## Written task
Pick out every line holding the string "bezpieczeństwa" and copy it.

[Some records]
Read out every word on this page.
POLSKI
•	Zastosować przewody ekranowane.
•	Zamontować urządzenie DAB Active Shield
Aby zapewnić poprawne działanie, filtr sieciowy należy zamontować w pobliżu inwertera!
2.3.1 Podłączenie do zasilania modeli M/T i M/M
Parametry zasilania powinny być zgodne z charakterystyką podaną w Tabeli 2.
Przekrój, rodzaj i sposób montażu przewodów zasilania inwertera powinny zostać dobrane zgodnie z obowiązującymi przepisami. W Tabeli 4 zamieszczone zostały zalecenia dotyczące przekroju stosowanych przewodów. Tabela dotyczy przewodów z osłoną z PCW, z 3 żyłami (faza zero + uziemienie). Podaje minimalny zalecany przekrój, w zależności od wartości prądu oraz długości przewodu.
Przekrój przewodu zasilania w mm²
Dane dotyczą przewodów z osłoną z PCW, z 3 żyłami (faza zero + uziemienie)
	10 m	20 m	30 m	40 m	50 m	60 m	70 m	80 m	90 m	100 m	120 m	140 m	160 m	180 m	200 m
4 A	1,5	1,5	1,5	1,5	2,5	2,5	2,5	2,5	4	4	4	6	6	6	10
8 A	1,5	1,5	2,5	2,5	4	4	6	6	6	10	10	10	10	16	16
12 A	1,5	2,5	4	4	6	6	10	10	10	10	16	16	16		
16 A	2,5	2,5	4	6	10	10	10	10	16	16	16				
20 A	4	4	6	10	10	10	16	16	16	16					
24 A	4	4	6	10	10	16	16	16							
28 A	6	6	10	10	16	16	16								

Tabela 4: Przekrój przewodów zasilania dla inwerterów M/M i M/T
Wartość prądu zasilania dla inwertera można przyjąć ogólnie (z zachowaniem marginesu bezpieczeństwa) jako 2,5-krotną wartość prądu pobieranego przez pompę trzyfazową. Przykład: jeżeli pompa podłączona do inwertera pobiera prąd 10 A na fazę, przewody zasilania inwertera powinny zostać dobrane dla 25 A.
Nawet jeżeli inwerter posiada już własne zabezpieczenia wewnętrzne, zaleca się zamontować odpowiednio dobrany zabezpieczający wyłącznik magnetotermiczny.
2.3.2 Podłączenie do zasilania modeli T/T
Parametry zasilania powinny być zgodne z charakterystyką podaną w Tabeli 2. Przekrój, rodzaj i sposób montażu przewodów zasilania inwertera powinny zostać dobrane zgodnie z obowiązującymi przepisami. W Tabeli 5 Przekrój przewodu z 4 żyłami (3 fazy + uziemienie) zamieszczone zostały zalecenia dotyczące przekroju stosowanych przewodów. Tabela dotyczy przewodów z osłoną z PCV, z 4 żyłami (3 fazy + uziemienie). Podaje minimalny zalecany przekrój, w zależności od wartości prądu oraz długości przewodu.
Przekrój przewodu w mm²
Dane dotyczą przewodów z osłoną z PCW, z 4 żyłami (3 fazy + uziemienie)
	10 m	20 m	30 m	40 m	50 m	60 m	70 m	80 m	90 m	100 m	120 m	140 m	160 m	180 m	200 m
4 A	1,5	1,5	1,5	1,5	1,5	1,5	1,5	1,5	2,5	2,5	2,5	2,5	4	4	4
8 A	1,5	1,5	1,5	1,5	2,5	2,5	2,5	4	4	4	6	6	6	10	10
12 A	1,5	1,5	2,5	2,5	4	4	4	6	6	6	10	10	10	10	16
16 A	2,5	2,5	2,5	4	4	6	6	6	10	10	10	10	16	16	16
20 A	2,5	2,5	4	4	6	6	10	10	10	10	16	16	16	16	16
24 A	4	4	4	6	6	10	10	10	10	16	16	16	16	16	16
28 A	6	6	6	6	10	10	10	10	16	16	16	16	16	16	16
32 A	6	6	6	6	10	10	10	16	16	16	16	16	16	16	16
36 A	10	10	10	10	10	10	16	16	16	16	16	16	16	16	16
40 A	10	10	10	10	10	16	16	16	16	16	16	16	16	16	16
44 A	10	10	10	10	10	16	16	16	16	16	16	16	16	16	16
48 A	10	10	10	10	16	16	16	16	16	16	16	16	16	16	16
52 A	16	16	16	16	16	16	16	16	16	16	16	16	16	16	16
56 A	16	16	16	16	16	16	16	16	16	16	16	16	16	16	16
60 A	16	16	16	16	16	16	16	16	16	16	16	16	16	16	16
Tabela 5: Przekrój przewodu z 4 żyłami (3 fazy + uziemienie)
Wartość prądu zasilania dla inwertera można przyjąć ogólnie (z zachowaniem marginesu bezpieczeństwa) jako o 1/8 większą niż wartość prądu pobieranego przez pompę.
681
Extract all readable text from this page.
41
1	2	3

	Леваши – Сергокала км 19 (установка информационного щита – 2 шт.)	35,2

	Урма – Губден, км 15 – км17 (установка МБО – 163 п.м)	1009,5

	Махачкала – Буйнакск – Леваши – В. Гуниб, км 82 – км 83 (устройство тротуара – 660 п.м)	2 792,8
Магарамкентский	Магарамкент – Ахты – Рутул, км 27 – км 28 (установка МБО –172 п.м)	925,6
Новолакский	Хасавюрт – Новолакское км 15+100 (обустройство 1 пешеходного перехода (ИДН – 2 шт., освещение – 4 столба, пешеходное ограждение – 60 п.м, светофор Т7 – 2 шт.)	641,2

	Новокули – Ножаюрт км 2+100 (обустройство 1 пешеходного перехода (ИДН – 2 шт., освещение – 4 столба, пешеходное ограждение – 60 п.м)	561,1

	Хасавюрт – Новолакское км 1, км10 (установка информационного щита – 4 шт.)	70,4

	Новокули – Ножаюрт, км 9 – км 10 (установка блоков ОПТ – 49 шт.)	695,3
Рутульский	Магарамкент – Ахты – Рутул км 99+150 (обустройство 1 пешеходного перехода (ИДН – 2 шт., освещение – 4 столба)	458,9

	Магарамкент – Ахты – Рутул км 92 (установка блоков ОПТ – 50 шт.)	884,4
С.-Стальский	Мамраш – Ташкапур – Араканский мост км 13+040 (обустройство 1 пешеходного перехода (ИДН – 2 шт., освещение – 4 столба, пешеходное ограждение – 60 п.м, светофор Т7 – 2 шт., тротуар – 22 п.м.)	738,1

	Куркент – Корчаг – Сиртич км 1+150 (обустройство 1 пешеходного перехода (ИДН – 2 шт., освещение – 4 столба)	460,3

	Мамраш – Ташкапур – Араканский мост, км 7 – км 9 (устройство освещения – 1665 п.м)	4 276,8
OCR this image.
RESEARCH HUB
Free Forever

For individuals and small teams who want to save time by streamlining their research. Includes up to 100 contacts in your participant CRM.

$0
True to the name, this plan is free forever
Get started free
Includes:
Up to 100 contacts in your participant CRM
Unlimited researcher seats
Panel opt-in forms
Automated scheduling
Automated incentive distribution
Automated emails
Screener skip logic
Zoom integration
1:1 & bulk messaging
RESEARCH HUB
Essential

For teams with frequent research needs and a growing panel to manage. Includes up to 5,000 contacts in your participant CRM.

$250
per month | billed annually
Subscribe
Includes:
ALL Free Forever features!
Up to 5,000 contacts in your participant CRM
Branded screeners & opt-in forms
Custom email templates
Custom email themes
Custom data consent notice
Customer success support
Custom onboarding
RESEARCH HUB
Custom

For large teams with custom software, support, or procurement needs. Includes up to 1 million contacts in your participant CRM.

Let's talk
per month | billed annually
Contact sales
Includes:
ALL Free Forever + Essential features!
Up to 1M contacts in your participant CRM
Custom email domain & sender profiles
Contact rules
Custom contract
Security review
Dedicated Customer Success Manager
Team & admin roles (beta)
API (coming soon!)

## Exercise result
Wartość prądu zasilania dla inwertera można przyjąć ogólnie (z zachowaniem marginesu bezpieczeństwa) jako 2,5-krotną wartość prądu pobieranego przez pompę trzyfazową. Przykład: jeżeli pompa podłączona do inwertera pobiera prąd 10 A na fazę, przewody zasilania inwertera powinny zostać dobrane dla 25 A.
Wartość prądu zasilania dla inwertera można przyjąć ogólnie (z zachowaniem marginesu bezpieczeństwa) jako o 1/8 większą niż wartość prądu pobieranego przez pompę.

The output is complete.